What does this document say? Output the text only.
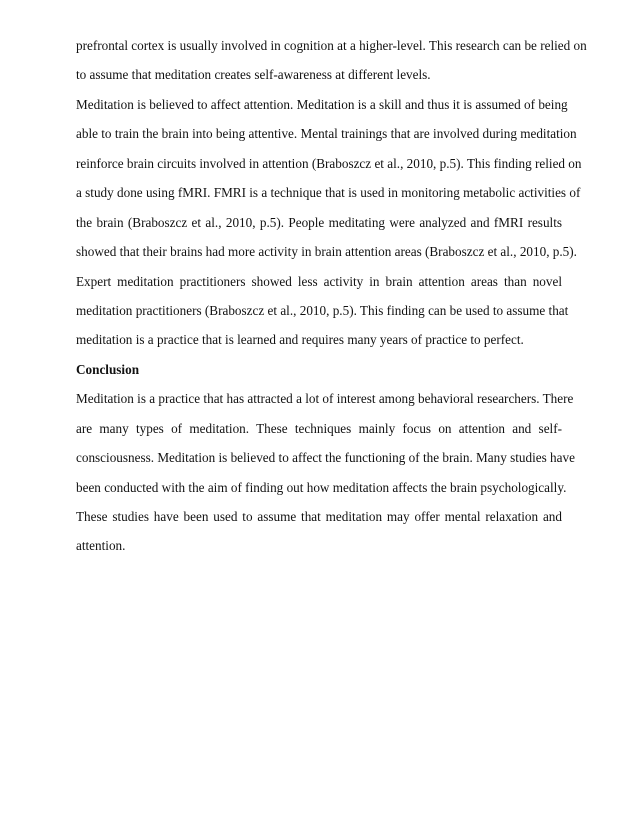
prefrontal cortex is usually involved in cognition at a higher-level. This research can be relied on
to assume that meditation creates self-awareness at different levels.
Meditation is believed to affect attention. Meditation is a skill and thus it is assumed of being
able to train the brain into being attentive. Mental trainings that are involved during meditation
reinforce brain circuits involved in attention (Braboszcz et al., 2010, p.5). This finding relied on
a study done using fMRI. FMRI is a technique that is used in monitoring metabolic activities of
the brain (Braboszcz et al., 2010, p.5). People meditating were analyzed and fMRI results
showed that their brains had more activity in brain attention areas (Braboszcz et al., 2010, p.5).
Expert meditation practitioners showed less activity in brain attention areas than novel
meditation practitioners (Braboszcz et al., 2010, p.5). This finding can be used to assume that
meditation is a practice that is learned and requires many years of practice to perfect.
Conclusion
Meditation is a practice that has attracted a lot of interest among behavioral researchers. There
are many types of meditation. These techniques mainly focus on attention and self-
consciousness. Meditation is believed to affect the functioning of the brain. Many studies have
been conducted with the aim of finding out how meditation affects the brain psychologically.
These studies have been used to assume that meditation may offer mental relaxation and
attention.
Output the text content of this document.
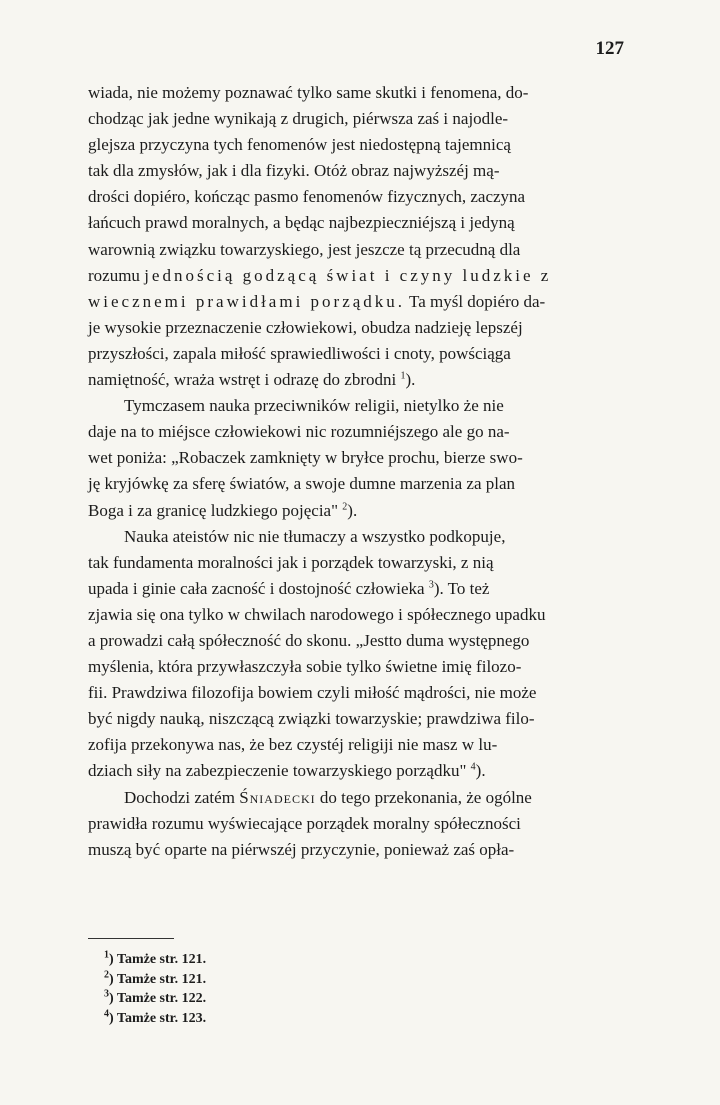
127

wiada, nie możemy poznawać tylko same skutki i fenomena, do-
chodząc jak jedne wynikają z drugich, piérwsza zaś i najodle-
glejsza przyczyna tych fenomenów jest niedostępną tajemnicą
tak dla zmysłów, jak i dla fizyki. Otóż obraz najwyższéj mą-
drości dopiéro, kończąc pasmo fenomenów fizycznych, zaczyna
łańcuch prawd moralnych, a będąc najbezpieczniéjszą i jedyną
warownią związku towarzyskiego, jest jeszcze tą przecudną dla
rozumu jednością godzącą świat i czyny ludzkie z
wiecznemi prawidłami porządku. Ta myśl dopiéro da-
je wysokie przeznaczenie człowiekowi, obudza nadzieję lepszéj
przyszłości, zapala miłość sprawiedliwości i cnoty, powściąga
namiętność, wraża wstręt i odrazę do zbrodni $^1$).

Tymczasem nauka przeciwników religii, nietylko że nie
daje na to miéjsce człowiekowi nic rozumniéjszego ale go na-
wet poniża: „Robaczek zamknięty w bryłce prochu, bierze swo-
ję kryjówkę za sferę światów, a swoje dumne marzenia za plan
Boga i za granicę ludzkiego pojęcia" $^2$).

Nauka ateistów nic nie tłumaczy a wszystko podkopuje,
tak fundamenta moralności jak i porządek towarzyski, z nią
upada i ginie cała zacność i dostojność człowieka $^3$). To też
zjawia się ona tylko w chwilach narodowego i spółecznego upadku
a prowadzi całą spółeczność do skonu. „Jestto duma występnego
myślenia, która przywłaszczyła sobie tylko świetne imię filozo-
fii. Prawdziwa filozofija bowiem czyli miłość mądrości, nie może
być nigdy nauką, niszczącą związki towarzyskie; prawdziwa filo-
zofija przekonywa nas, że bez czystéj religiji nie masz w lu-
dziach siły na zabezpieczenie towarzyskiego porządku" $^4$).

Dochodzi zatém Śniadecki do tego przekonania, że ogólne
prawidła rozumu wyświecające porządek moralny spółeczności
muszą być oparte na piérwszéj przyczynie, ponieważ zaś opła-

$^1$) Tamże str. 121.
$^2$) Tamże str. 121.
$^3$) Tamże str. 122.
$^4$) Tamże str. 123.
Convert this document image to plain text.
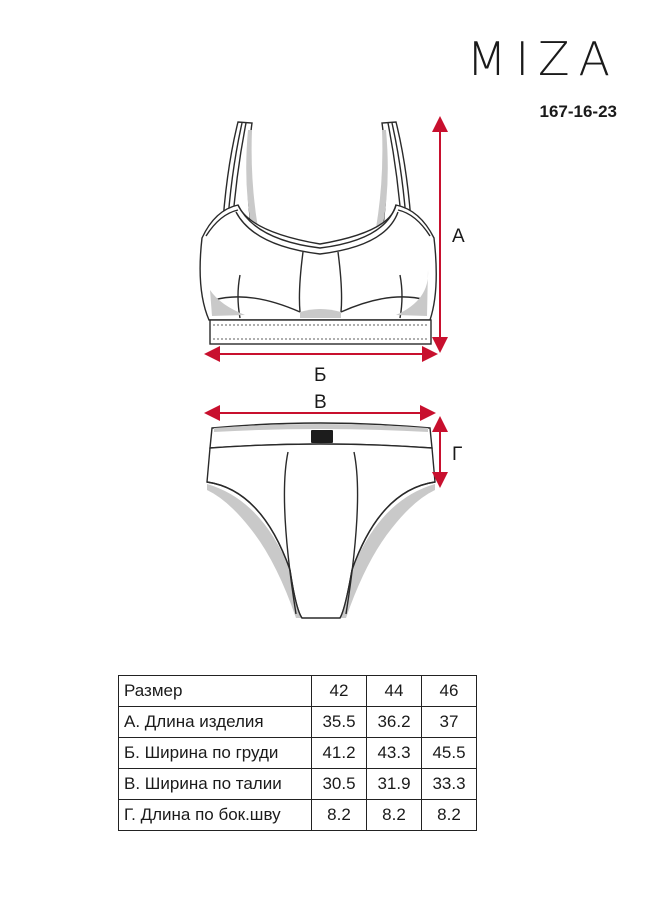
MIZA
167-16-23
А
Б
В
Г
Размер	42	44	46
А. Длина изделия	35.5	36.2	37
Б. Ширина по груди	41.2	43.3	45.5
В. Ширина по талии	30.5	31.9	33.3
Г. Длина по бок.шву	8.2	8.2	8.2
- - -
- What the task requires
From the records above, pick out and copy each line holding the word "finding".

- Written response
reinforce brain circuits involved in attention (Braboszcz et al., 2010, p.5). This finding relied on
meditation practitioners (Braboszcz et al., 2010, p.5). This finding can be used to assume that
been conducted with the aim of finding out how meditation affects the brain psychologically.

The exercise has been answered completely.